Count every line of the listing where the string "Malawi" occurs, and reply with the count alone.

- [GIVEN RECORDS]
--- --- ---

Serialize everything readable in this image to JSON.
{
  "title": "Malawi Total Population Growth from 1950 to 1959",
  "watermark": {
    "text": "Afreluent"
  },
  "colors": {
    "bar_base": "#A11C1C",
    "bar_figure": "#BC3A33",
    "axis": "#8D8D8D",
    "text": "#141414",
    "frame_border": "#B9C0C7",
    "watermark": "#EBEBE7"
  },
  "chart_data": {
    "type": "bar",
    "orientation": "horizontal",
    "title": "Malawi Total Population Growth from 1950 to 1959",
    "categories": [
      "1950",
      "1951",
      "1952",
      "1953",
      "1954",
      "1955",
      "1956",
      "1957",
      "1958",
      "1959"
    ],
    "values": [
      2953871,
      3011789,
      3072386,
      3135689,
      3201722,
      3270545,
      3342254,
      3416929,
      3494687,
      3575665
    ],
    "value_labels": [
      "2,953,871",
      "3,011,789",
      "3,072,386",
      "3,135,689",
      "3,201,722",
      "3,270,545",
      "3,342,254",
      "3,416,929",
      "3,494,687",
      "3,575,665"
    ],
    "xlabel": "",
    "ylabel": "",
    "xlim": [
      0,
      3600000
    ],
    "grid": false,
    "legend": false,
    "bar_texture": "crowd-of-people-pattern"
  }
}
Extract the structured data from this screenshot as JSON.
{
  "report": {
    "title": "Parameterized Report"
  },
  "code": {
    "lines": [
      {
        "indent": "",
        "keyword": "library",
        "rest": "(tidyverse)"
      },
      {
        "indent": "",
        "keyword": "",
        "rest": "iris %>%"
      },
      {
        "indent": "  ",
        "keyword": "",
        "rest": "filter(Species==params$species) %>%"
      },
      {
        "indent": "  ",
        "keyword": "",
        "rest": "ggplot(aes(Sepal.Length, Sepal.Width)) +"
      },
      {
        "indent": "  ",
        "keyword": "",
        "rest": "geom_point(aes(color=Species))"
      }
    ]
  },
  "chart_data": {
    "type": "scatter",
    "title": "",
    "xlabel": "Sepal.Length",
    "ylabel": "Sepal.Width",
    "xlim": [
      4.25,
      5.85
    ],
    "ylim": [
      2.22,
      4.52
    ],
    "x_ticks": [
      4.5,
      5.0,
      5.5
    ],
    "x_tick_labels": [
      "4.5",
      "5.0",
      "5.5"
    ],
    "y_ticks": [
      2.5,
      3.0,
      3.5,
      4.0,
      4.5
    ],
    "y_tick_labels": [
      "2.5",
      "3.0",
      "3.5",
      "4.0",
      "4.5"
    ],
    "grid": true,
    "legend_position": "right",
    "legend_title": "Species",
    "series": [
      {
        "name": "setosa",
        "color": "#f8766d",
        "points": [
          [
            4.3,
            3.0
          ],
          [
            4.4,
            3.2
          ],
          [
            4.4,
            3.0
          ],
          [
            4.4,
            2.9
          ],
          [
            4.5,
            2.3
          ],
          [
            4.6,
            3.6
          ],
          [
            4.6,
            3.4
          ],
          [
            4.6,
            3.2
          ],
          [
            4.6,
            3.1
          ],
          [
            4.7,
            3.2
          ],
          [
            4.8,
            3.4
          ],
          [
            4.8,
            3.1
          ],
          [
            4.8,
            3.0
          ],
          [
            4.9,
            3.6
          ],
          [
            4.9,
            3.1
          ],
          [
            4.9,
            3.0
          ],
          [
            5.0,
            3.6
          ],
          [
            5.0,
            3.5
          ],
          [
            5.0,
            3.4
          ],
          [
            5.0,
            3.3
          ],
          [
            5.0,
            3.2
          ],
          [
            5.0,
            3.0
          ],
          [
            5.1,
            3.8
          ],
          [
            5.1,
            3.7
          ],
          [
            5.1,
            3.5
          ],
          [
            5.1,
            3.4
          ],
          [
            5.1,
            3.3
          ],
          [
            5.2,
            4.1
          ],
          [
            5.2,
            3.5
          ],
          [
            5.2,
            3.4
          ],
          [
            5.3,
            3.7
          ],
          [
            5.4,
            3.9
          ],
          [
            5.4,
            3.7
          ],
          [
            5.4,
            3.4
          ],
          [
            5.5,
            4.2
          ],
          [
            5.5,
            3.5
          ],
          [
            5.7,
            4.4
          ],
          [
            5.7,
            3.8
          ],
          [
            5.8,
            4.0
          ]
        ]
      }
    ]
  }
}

--- --- ---

- [SOLUTION FOR THIS PROBLEM] 2